DIRECTIVE | Determine how many lines in these records hold "this". Only the number is wanted.

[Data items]
^^^^^^^^

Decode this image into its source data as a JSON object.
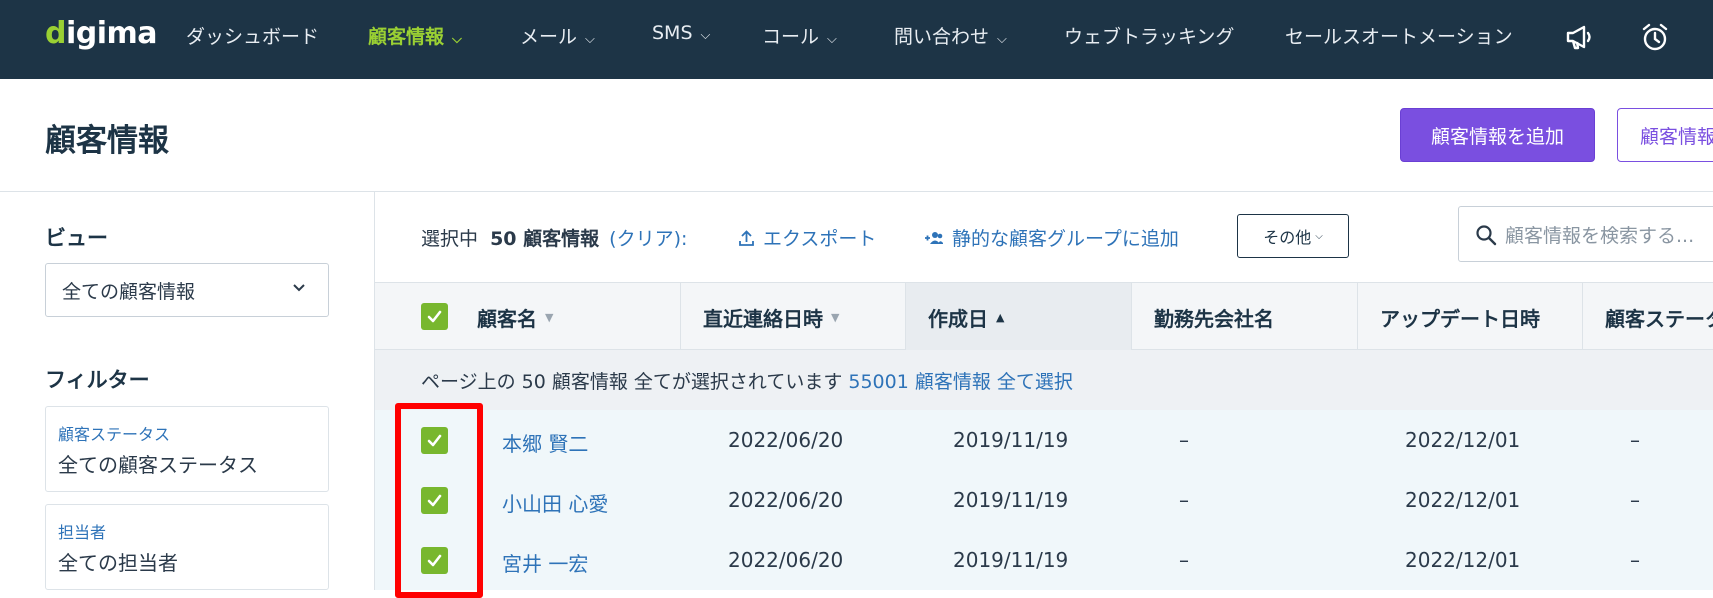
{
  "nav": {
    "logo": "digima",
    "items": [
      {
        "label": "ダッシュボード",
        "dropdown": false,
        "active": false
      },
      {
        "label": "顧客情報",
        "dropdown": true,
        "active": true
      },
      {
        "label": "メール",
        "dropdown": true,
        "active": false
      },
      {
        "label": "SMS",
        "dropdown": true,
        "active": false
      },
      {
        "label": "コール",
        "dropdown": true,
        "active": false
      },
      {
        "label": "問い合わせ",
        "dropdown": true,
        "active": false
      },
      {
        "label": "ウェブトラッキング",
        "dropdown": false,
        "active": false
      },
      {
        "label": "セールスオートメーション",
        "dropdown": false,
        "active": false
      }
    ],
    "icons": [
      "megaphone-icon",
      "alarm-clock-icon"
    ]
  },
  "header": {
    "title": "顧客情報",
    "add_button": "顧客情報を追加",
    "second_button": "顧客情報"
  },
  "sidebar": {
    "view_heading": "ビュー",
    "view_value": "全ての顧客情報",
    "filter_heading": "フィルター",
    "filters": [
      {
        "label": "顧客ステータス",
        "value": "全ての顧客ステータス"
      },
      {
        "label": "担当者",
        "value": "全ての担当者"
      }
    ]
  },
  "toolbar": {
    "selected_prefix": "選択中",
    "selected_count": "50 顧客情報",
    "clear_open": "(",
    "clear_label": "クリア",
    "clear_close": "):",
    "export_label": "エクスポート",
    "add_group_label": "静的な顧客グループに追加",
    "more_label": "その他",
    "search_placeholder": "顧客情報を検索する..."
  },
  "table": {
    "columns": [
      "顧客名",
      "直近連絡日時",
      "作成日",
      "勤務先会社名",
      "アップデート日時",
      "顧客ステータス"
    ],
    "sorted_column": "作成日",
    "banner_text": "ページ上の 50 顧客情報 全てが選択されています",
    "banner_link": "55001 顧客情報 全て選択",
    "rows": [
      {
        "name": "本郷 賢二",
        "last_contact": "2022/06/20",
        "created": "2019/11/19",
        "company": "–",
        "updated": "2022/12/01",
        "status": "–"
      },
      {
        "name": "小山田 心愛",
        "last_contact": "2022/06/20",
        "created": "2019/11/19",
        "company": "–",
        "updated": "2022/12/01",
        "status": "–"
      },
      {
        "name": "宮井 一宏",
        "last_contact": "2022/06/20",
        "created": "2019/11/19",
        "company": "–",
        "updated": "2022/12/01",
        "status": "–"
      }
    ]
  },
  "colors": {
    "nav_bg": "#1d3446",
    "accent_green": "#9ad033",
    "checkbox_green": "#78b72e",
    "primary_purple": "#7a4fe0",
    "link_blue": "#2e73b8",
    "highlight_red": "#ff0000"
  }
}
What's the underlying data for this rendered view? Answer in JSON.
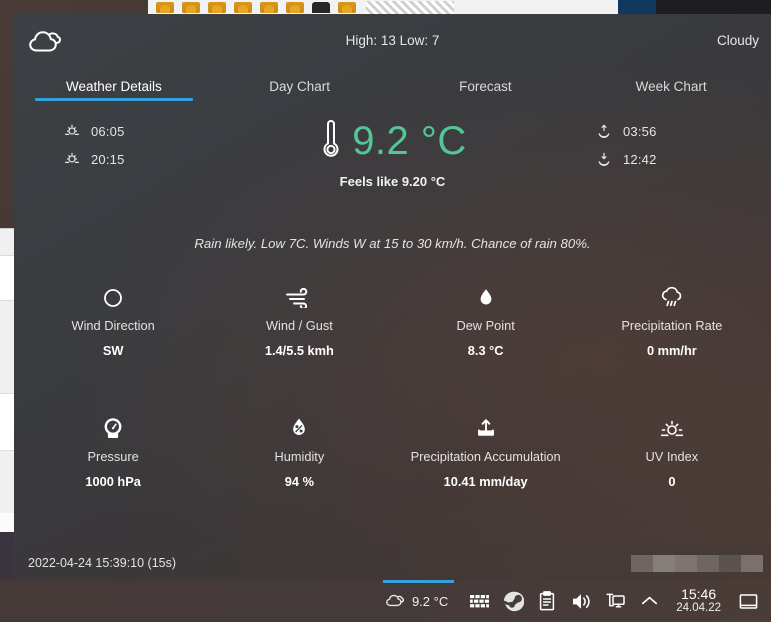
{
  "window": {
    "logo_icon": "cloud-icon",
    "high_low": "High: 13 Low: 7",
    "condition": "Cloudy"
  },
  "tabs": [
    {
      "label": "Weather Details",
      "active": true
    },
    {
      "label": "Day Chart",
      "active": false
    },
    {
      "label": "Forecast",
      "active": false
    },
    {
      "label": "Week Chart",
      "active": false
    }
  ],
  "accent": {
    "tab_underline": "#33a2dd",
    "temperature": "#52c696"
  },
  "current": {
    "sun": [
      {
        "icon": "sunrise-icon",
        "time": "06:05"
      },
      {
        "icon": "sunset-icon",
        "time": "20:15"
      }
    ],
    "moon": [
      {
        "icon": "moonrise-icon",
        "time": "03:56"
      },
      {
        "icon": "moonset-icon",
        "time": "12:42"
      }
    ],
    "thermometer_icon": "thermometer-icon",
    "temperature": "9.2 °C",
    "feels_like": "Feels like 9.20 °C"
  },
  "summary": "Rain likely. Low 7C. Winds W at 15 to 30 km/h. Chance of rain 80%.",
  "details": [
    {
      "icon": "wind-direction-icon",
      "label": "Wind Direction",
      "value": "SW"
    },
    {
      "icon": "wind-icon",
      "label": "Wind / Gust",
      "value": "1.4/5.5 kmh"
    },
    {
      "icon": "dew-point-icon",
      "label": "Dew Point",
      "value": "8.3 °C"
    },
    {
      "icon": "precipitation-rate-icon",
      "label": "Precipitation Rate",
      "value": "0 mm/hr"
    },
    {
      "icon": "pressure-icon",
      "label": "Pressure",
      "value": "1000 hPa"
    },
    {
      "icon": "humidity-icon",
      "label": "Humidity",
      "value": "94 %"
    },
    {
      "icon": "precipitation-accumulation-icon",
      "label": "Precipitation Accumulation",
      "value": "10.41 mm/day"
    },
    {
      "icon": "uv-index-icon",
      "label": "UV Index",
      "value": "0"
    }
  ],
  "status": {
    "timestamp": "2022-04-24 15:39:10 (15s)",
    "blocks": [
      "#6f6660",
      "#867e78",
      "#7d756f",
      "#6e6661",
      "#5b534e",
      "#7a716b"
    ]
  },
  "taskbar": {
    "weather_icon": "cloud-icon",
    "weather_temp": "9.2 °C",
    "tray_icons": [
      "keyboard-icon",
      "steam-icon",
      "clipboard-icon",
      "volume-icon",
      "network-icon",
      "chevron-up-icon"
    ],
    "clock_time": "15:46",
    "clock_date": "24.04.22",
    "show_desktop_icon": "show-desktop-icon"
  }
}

^^^^^^^^

FINAL RESULT | 2